◆ **OBIETTIVO A**:
Indica se ciascuna affermazione concorda con l'articolo su Gianluigi Paragone, rispondendo sì o no e citando le parole decisive del testo: (i) Paragone è nato a Varese nel 1971; (ii) Paragone ha fondato Italexit nel 2019; (iii) la carriera giornalistica di Paragone è cominciata a Rete 55.
◆ **OBIETTIVO B**:
Riscrivi la parte dell'articolo su Gianluigi Paragone che va da "Varese caput mundi" giù fino a "persino la Cnn.", sostituendo "Lega" con "Lega Nord".
◆ **OBIETTIVO C**:
Scrivi il seguito dell'articolo su Gianluigi Paragone, partendo subito dopo l'ultima frase riportata.

◆ **TESTO DI LETTURA**:
# # # # # # #
L’ex senatore del M5s ed ex conduttore televisivo sarà uno dei pochi politici a votare contro il governo di Mario Draghi. È l’ultimo capitolo di una storia personale che si intreccia con la pulsione euroscettica che sempre riaffiora nel dibattito
- La carriera di Paragone inizia con il suo approdo alla Padania, un giornale che vuole far diventare «contro l’Europa».
- Poi il suo antieuropeismo si affievolisce e ritorna solo nella seconda parte della sua carriera televisiva.
- Oggi Paragone va in controtedenza, ma riuscirà a rimanere legato al suo antico ideale, o lo scaricherà, come hanno fatto tutti?
«Mario Draghi rappresenta l’Unione europea e per questo è distante anni luce dalle mie posizioni».
In un panorama politico in cui quasi tutte le forze politiche, mediatiche e culturali sembrano aver accolto l’arrivo dell’ex presidente della Bce come quello di un salvatore, parlare con l’ex senatore del Movimento 5 stelle ed ex conduttore televisivo Gianluigi Paragone rappresenta di sicuro un cambio di prospettiva.
«Draghi sarà un fuoriclasse ma è un fuoriclasse della squadra avversaria - dice oggi – Bravissimo, ma a portare avanti il modello neoliberista che io respingo totalmente».
Paragone è un euroscettico convinto. Nel 2019 è uscito dal Movimento 5 stelle per non votare una manovra che giudicava troppo sottomessa alle regole di bilancio europee e nel luglio dell’anno scorso ha fondato un partito, Italexit, il cui punto principale di programma è l’uscita dell’Italia dall’euro. Quando la prossima settimana il parlamento sarà chiamato a votare la fiducia al governo Draghi, Paragone, insieme a Fratelli d’Italia e forse a qualche senatore della sinistra radicale, sarà tra i pochissimi a votare contro.
La sua non è soltanto la storia di una figura politica e mediatica eccentrica, costantemente in bilico tra eccessi, genio e follia. È anche una storia dell’euroscetticismo in Italia, una corrente sotterranea, vecchia quasi quanto l’Europa stessa, che continua a riaffiorare, anche quando, come oggi, siamo convinti che sia sparita.
Varese caput mundi
Gianluigi Paragone è nato a Varese nel 1971, figlio di Luigi Paragone, originario della Campania, e importante agente di Seat Pagine Gialle, oltre che consigliere d’amministrazione di Sipra, la concessionaria pubblicitaria della Rai. La carriera giornalistica di Paragone è iniziata nel quotidiano cittadino la Prealpina ed è decollata quando, a soli 29 anni, è diventato direttore dei servizi di attualità della televisione locale, Rete 55.
Erano gli anni in cui l’ascesa della Lega aveva trasformato la sonnolenta cittadina di 80mila abitanti a nord di Milano in un centro della politica nazionale. Quando nel 1993 a Vrese la Lega elesse il suo primo sindaco, in città era arrivata persino la Cnn.
# # # # # # #
◆ **DATI MOSTRATI**:
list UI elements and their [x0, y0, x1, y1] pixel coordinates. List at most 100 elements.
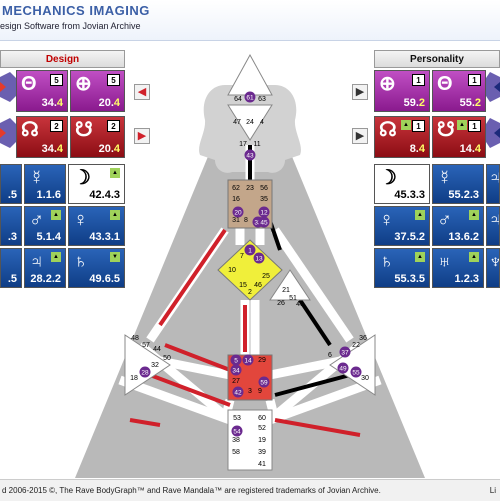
# # # # # # #
◆ **RISPOSTA A**:
(i) Sì: «Gianluigi Paragone è nato a Varese nel 1971».
(ii) No: «Nel 2019 è uscito dal Movimento 5 stelle» e «nel luglio dell’anno scorso ha fondato un partito, Italexit».
(iii) No: «La carriera giornalistica di Paragone è iniziata nel quotidiano cittadino la Prealpina».

◆ **RISPOSTA B**:
Varese caput mundi
Gianluigi Paragone è nato a Varese nel 1971, figlio di Luigi Paragone, originario della Campania, e importante agente di Seat Pagine Gialle, oltre che consigliere d’amministrazione di Sipra, la concessionaria pubblicitaria della Rai. La carriera giornalistica di Paragone è iniziata nel quotidiano cittadino la Prealpina ed è decollata quando, a soli 29 anni, è diventato direttore dei servizi di attualità della televisione locale, Rete 55.
Erano gli anni in cui l’ascesa della Lega Nord aveva trasformato la sonnolenta cittadina di 80mila abitanti a nord di Milano in un centro della politica nazionale. Quando nel 1993 a Vrese la Lega Nord elesse il suo primo sindaco, in città era arrivata persino la Cnn.

◆ **RISPOSTA C**:
«Varese in quegli anni era diventata la Roma del nord, i ministri venivano qui, a casa di Bossi, per decidere le sorti dei governi nazionali», racconta Alessandro Montanari, amico di lunga data e storico autore dei programmi televisivi di Paragone.
Da direttore di Rete 55, Paragone si occupò di fare da ponte tra la proprietà e il partito che nella provincia aveva la sua storica roccaforte.Il suo contatto principale nella Lega era il figlio del presidente della cooperative dei pescatori del lago di Varese, che Paragone aveva conosciuto scrivendo una serie di articoli sull’inquinamento causato da alcune industrie: Giancarlo Giorgetti.
Fu lui, insieme ad altri varesotti che facevano parte di quello che già allora veniva chiamato il “cerchio magico”, a proporre al leader della Lega di scegliere il giovane giornalista come nuovo direttore del quotidiano di partito, La Padania.
Un giornale contro l’Europa
Quando Paragone accettò l’incarico, la breve parentesi storica in cui la Lega era stata considerata un partito post ideologico, o addirittura una «costola della sinistra», era terminata. Nel 2005, il partito occupava saldamente il ruolo di formazione più a destra dell’intero arco parlamentare. Bossi aveva allineato il partito alle posizioni del leader estremista austriaco Jörg Haider e attaccava omosessuali, migranti e burocrati europei ad ogni comizio. Ai congressi di partito, i banchetti si erano riempiti di libri del filosofo della nuova destra francese Alain de Benoist, mentre il sogno di un europeismo nordista, con il nord accoppiato alla Germania e il sud lasciato a sé stesso, era tramontato di fronte all’entrata di tutto il paese nella moneta unica.
La Padania sarebbe diventato il giornale che incarnava queste nuove idee, condite con le trovate creative e l’estro polemico di Paragone. «Farò un giornale contro l’Europa», aveva detto il nuovo direttore in una delle sue prime interviste. Oltre all’Europa, l’elenco dei nemici includeva anche musulmani, rom, cinesi e associazioni lgbt. Queste ultime ricevevano una particolare attenzione da parte del giornale, con titoli ammiccanti come “La favola di finocchio” o “Misurare il pisello” (che se la prendeva contemporaneamente con la comunità omosessuale e con le regole della Commissione europea in materia di ortaggi).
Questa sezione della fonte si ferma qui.